WRITTEN INSTRUCTION -> Copy out each line exactly as it appears.

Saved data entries
--- Start ---

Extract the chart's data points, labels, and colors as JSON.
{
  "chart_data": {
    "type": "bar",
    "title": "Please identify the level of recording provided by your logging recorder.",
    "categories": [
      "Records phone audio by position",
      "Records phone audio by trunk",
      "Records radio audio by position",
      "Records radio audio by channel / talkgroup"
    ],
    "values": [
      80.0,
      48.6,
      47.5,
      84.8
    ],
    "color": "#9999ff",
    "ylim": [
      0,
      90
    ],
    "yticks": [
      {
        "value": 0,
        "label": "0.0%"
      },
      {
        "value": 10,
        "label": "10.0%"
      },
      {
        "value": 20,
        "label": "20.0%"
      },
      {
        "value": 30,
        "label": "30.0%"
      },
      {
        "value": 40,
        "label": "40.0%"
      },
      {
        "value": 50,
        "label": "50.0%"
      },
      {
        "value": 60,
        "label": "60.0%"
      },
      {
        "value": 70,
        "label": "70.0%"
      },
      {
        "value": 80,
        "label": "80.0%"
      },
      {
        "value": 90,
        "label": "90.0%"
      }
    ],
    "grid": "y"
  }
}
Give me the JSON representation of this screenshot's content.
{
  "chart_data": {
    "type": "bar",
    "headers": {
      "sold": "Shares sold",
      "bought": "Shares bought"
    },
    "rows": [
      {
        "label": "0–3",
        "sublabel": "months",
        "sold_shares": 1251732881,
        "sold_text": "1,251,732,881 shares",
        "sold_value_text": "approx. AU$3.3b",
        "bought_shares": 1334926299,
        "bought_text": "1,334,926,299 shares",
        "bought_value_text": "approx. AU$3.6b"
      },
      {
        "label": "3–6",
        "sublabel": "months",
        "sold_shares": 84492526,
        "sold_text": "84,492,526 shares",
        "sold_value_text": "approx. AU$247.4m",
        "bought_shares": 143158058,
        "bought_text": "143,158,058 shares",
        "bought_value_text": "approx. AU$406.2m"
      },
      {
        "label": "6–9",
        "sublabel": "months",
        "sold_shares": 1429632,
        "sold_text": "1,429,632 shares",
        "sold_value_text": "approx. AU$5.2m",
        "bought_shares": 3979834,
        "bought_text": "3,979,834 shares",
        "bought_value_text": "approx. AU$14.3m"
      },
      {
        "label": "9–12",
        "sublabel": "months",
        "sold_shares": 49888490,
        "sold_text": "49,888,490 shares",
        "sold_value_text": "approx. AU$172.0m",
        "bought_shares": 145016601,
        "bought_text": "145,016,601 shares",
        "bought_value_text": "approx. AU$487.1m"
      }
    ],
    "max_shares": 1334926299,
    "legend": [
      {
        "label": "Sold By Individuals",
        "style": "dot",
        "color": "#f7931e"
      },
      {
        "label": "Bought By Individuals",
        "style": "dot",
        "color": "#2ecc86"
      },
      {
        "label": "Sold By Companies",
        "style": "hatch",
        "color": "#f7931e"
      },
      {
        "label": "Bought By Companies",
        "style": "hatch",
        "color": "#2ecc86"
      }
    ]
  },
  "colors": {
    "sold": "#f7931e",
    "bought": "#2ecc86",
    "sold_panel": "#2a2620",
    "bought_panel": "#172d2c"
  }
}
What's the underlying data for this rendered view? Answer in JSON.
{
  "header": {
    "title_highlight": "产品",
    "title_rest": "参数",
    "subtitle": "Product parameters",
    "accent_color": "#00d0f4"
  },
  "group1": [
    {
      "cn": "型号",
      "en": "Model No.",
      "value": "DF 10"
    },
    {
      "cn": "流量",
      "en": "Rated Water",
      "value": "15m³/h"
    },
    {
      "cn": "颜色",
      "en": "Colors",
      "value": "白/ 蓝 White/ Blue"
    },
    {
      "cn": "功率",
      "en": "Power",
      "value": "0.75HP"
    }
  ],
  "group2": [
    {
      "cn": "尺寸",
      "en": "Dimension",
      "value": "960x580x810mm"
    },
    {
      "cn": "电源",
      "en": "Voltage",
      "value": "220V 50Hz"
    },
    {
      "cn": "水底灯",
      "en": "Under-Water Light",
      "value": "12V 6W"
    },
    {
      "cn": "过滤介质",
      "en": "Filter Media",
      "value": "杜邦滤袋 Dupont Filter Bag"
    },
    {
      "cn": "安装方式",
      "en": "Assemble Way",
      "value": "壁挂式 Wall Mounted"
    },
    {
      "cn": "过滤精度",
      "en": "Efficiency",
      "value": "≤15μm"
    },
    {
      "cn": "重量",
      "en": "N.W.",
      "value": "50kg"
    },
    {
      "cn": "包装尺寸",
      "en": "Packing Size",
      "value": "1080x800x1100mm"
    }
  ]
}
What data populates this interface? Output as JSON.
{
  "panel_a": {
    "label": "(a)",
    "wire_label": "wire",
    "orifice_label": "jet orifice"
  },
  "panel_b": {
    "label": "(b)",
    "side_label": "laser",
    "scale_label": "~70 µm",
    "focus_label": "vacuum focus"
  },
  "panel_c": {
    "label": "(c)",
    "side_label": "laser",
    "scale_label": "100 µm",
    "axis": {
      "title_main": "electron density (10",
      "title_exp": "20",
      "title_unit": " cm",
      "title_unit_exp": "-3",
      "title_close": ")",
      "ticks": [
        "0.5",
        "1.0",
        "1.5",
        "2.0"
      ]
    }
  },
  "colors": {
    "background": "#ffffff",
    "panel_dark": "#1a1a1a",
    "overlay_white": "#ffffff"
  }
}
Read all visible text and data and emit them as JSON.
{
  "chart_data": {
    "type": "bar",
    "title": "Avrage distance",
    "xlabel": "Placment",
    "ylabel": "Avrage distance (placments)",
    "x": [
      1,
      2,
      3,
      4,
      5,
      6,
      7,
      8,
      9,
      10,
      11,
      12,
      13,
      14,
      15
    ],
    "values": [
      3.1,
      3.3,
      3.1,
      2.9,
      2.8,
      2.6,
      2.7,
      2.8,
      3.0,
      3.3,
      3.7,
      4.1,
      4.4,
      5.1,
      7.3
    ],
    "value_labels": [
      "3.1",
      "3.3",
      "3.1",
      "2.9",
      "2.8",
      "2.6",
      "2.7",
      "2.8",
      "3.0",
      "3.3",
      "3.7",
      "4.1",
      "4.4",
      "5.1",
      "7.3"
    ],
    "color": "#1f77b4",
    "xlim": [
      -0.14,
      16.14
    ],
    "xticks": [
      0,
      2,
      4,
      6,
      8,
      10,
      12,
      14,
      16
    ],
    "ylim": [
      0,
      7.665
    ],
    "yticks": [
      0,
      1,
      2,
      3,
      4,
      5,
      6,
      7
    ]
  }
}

--- End ---

PROBLEM SOLUTION ->
Extract the chart's data points, labels, and colors as JSON.
{
  "chart_data": {
    "type": "bar",
    "title": "Please identify the level of recording provided by your logging recorder.",
    "categories": [
      "Records phone audio by position",
      "Records phone audio by trunk",
      "Records radio audio by position",
      "Records radio audio by channel / talkgroup"
    ],
    "values": [
      80.0,
      48.6,
      47.5,
      84.8
    ],
    "color": "#9999ff",
    "ylim": [
      0,
      90
    ],
    "yticks": [
      {
        "value": 0,
        "label": "0.0%"
      },
      {
        "value": 10,
        "label": "10.0%"
      },
      {
        "value": 20,
        "label": "20.0%"
      },
      {
        "value": 30,
        "label": "30.0%"
      },
      {
        "value": 40,
        "label": "40.0%"
      },
      {
        "value": 50,
        "label": "50.0%"
      },
      {
        "value": 60,
        "label": "60.0%"
      },
      {
        "value": 70,
        "label": "70.0%"
      },
      {
        "value": 80,
        "label": "80.0%"
      },
      {
        "value": 90,
        "label": "90.0%"
      }
    ],
    "grid": "y"
  }
}
Give me the JSON representation of this screenshot's content.
{
  "chart_data": {
    "type": "bar",
    "headers": {
      "sold": "Shares sold",
      "bought": "Shares bought"
    },
    "rows": [
      {
        "label": "0–3",
        "sublabel": "months",
        "sold_shares": 1251732881,
        "sold_text": "1,251,732,881 shares",
        "sold_value_text": "approx. AU$3.3b",
        "bought_shares": 1334926299,
        "bought_text": "1,334,926,299 shares",
        "bought_value_text": "approx. AU$3.6b"
      },
      {
        "label": "3–6",
        "sublabel": "months",
        "sold_shares": 84492526,
        "sold_text": "84,492,526 shares",
        "sold_value_text": "approx. AU$247.4m",
        "bought_shares": 143158058,
        "bought_text": "143,158,058 shares",
        "bought_value_text": "approx. AU$406.2m"
      },
      {
        "label": "6–9",
        "sublabel": "months",
        "sold_shares": 1429632,
        "sold_text": "1,429,632 shares",
        "sold_value_text": "approx. AU$5.2m",
        "bought_shares": 3979834,
        "bought_text": "3,979,834 shares",
        "bought_value_text": "approx. AU$14.3m"
      },
      {
        "label": "9–12",
        "sublabel": "months",
        "sold_shares": 49888490,
        "sold_text": "49,888,490 shares",
        "sold_value_text": "approx. AU$172.0m",
        "bought_shares": 145016601,
        "bought_text": "145,016,601 shares",
        "bought_value_text": "approx. AU$487.1m"
      }
    ],
    "max_shares": 1334926299,
    "legend": [
      {
        "label": "Sold By Individuals",
        "style": "dot",
        "color": "#f7931e"
      },
      {
        "label": "Bought By Individuals",
        "style": "dot",
        "color": "#2ecc86"
      },
      {
        "label": "Sold By Companies",
        "style": "hatch",
        "color": "#f7931e"
      },
      {
        "label": "Bought By Companies",
        "style": "hatch",
        "color": "#2ecc86"
      }
    ]
  },
  "colors": {
    "sold": "#f7931e",
    "bought": "#2ecc86",
    "sold_panel": "#2a2620",
    "bought_panel": "#172d2c"
  }
}
What's the underlying data for this rendered view? Answer in JSON.
{
  "header": {
    "title_highlight": "产品",
    "title_rest": "参数",
    "subtitle": "Product parameters",
    "accent_color": "#00d0f4"
  },
  "group1": [
    {
      "cn": "型号",
      "en": "Model No.",
      "value": "DF 10"
    },
    {
      "cn": "流量",
      "en": "Rated Water",
      "value": "15m³/h"
    },
    {
      "cn": "颜色",
      "en": "Colors",
      "value": "白/ 蓝 White/ Blue"
    },
    {
      "cn": "功率",
      "en": "Power",
      "value": "0.75HP"
    }
  ],
  "group2": [
    {
      "cn": "尺寸",
      "en": "Dimension",
      "value": "960x580x810mm"
    },
    {
      "cn": "电源",
      "en": "Voltage",
      "value": "220V 50Hz"
    },
    {
      "cn": "水底灯",
      "en": "Under-Water Light",
      "value": "12V 6W"
    },
    {
      "cn": "过滤介质",
      "en": "Filter Media",
      "value": "杜邦滤袋 Dupont Filter Bag"
    },
    {
      "cn": "安装方式",
      "en": "Assemble Way",
      "value": "壁挂式 Wall Mounted"
    },
    {
      "cn": "过滤精度",
      "en": "Efficiency",
      "value": "≤15μm"
    },
    {
      "cn": "重量",
      "en": "N.W.",
      "value": "50kg"
    },
    {
      "cn": "包装尺寸",
      "en": "Packing Size",
      "value": "1080x800x1100mm"
    }
  ]
}
What data populates this interface? Output as JSON.
{
  "panel_a": {
    "label": "(a)",
    "wire_label": "wire",
    "orifice_label": "jet orifice"
  },
  "panel_b": {
    "label": "(b)",
    "side_label": "laser",
    "scale_label": "~70 µm",
    "focus_label": "vacuum focus"
  },
  "panel_c": {
    "label": "(c)",
    "side_label": "laser",
    "scale_label": "100 µm",
    "axis": {
      "title_main": "electron density (10",
      "title_exp": "20",
      "title_unit": " cm",
      "title_unit_exp": "-3",
      "title_close": ")",
      "ticks": [
        "0.5",
        "1.0",
        "1.5",
        "2.0"
      ]
    }
  },
  "colors": {
    "background": "#ffffff",
    "panel_dark": "#1a1a1a",
    "overlay_white": "#ffffff"
  }
}
Read all visible text and data and emit them as JSON.
{
  "chart_data": {
    "type": "bar",
    "title": "Avrage distance",
    "xlabel": "Placment",
    "ylabel": "Avrage distance (placments)",
    "x": [
      1,
      2,
      3,
      4,
      5,
      6,
      7,
      8,
      9,
      10,
      11,
      12,
      13,
      14,
      15
    ],
    "values": [
      3.1,
      3.3,
      3.1,
      2.9,
      2.8,
      2.6,
      2.7,
      2.8,
      3.0,
      3.3,
      3.7,
      4.1,
      4.4,
      5.1,
      7.3
    ],
    "value_labels": [
      "3.1",
      "3.3",
      "3.1",
      "2.9",
      "2.8",
      "2.6",
      "2.7",
      "2.8",
      "3.0",
      "3.3",
      "3.7",
      "4.1",
      "4.4",
      "5.1",
      "7.3"
    ],
    "color": "#1f77b4",
    "xlim": [
      -0.14,
      16.14
    ],
    "xticks": [
      0,
      2,
      4,
      6,
      8,
      10,
      12,
      14,
      16
    ],
    "ylim": [
      0,
      7.665
    ],
    "yticks": [
      0,
      1,
      2,
      3,
      4,
      5,
      6,
      7
    ]
  }
}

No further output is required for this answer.